▸ DOCUMENT EXTRACT:
=-=-=

United States: PTAB Establishes Criteria Governing Follow-On Petitions For AIA Post Grant Proceedings

General Plastic Industrial Co. v. Canon Kabushiki Kaisha, Case IPR2016-01357 (PTAB Sept. 6, 2017)

A familiar strategy in inter partes ("IPR") review proceedings under the America Invents Act ("AIA") is for petitioners to file multiple petitions challenging claims in an issued patent, including "follow-on" petitions filed after the initial petition for review. By using multiple petitions, a challenger may present unpatentability arguments and advance prior art that could not be adequately framed effectively in a single petition due to page limitations. Patent owners have criticized the practice of filing multiple related AIA petitions as harassment that increases the costs of defending a patent in post grant proceedings. In a recent precedential decision, the Patent Trial and Appeal Board ("PTAB") denied institution of "follow-on" petitions and announced criteria that is likely to restrict the practice of filing multiple serial petitions in future cases.


In September 2015, the petitioner, General Plastic Industrial Co. ("General Plastic") filed two petitions for IPR review challenging claims in two patents owned by Canon Kabushiki Kaisha ("Canon") relating to printer toner cartridges. Each petition alleged that claims in a Canon patent were unpatentable in light of the same prior art reference. The PTAB denied institution in March 2016 based in part upon the Board's construction of the challenged claims. Subsequently, in July 2016, General Plastic filed five additional IPR petitions directed to the same claims in the Canon patents as the original petitions, but relying on new prior art references.

=-=-=

▸ SUPPLIED INFORMATION:
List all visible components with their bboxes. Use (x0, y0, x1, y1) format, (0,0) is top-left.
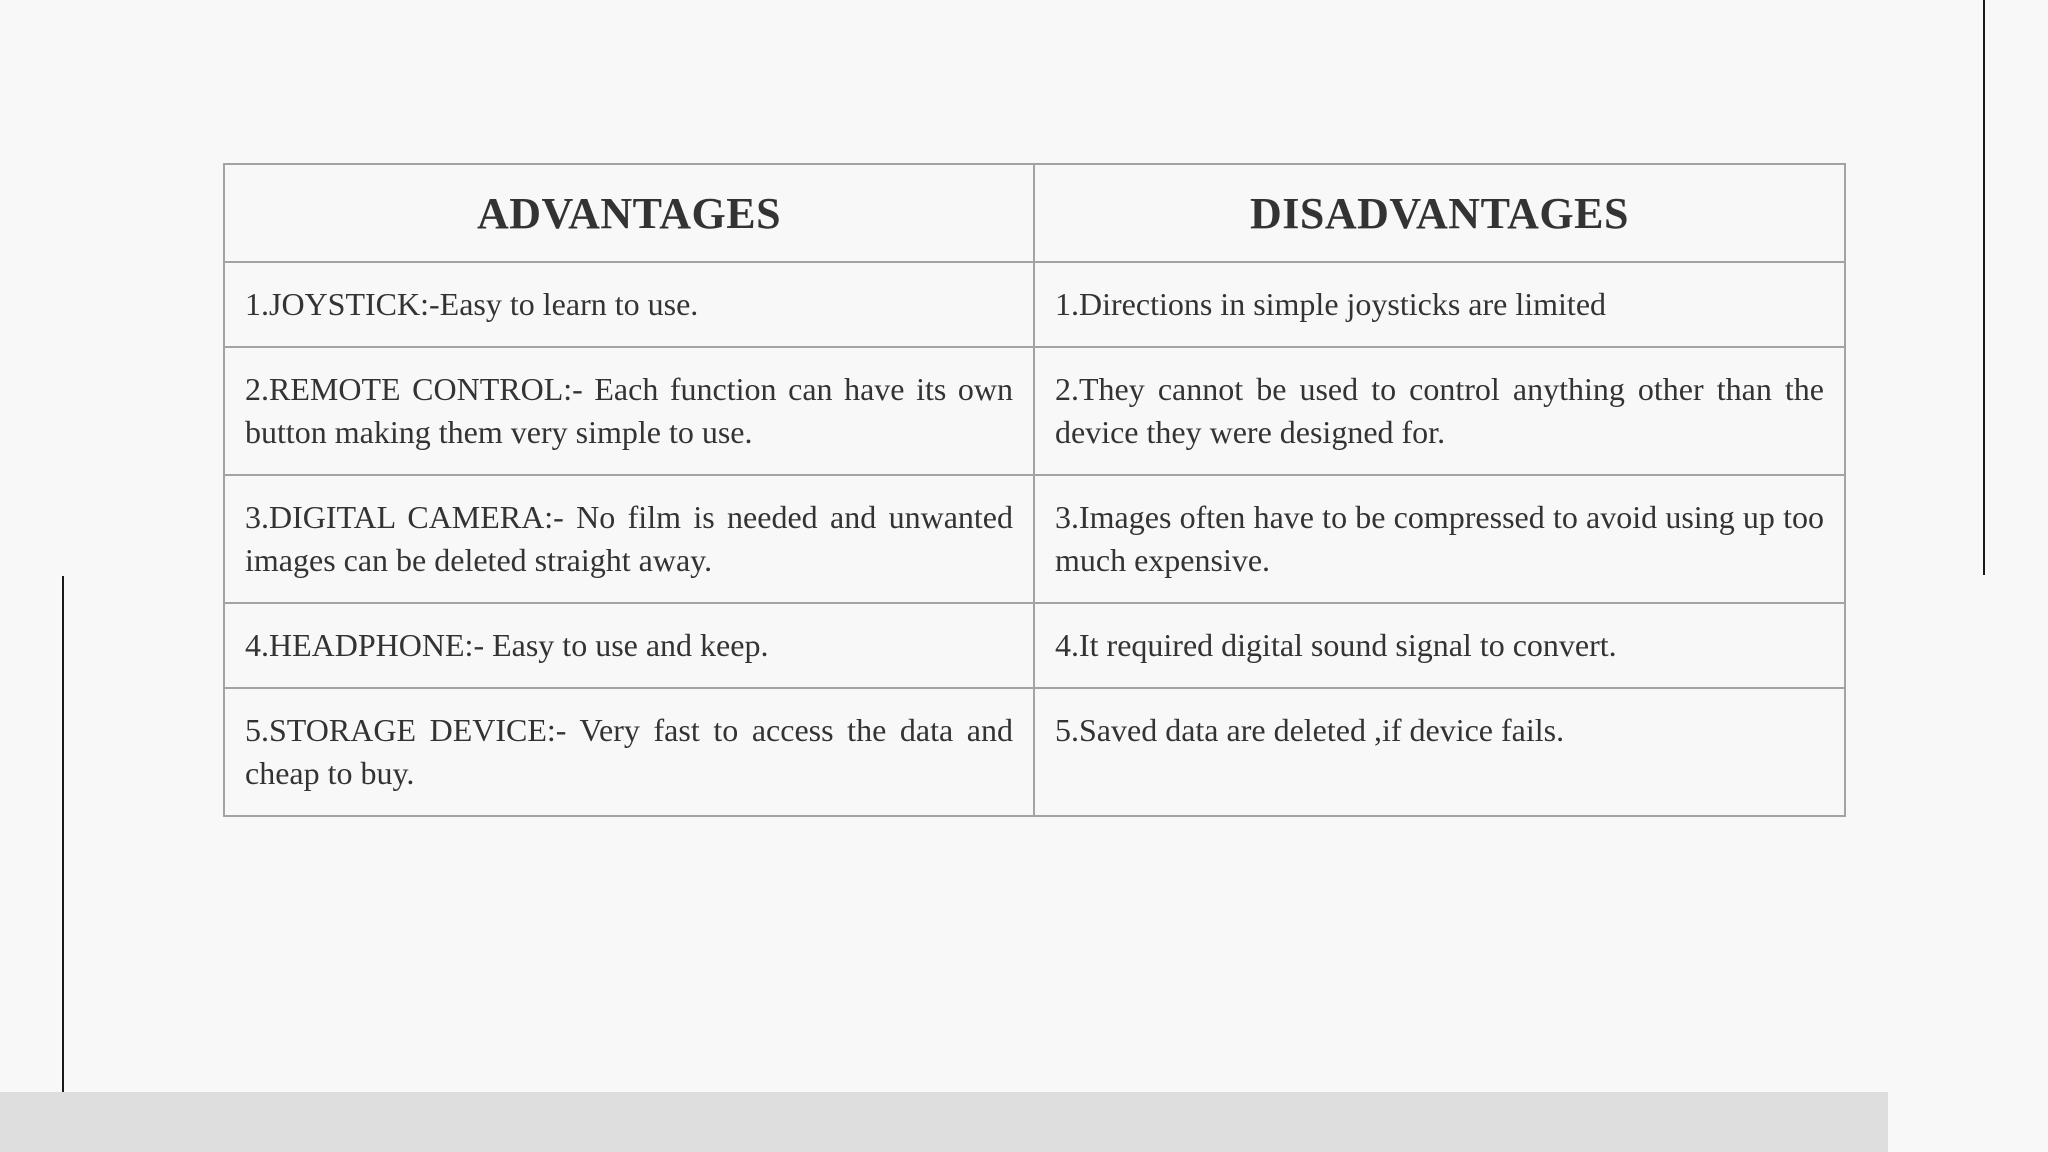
advantages-header: ADVANTAGES (224, 164, 1034, 262)
advantage-cell: 5.STORAGE DEVICE:- Very fast to access the data and cheap to buy. (224, 688, 1034, 816)
decorative-line-left (62, 576, 64, 1152)
disadvantage-cell: 4.It required digital sound signal to convert. (1034, 603, 1845, 688)
advantage-cell: 3.DIGITAL CAMERA:- No film is needed and unwanted images can be deleted straight away. (224, 475, 1034, 603)
advantage-cell: 1.JOYSTICK:-Easy to learn to use. (224, 262, 1034, 347)
disadvantage-cell: 2.They cannot be used to control anything other than the device they were designed for. (1034, 347, 1845, 475)
disadvantage-cell: 1.Directions in simple joysticks are limited (1034, 262, 1845, 347)
decorative-line-right (1983, 0, 1985, 575)
comparison-table (223, 163, 1846, 817)
header-row (224, 164, 1845, 262)
footer-band (0, 1092, 1888, 1152)
table-row (224, 475, 1845, 603)
advantage-cell: 4.HEADPHONE:- Easy to use and keep. (224, 603, 1034, 688)
advantage-cell: 2.REMOTE CONTROL:- Each function can have its own button making them very simple to use. (224, 347, 1034, 475)
table-row (224, 347, 1845, 475)
disadvantage-cell: 3.Images often have to be compressed to avoid using up too much expensive. (1034, 475, 1845, 603)
disadvantage-cell: 5.Saved data are deleted ,if device fails. (1034, 688, 1845, 816)
table-row (224, 603, 1845, 688)
table-row (224, 688, 1845, 816)
table-row (224, 262, 1845, 347)
disadvantages-header: DISADVANTAGES (1034, 164, 1845, 262)
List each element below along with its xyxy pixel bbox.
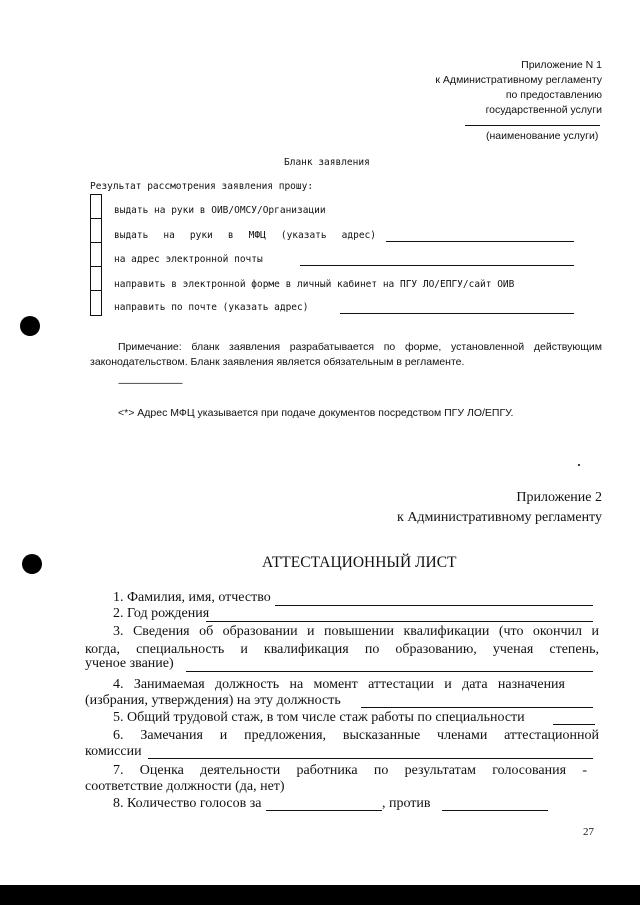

=-=-=

▸ EXERCISE:
In the article on PTAB follow-on petitions, take the part that opens with the words containing "United States: PTAB" and closes with "Sept. 6, 2017)", and write it out again with "PTAB" replaced by "Patent Trial and Appeal Board".

▸ WRITTEN REPLY:
United States: Patent Trial and Appeal Board Establishes Criteria Governing Follow-On Petitions For AIA Post Grant Proceedings

General Plastic Industrial Co. v. Canon Kabushiki Kaisha, Case IPR2016-01357 (Patent Trial and Appeal Board Sept. 6, 2017)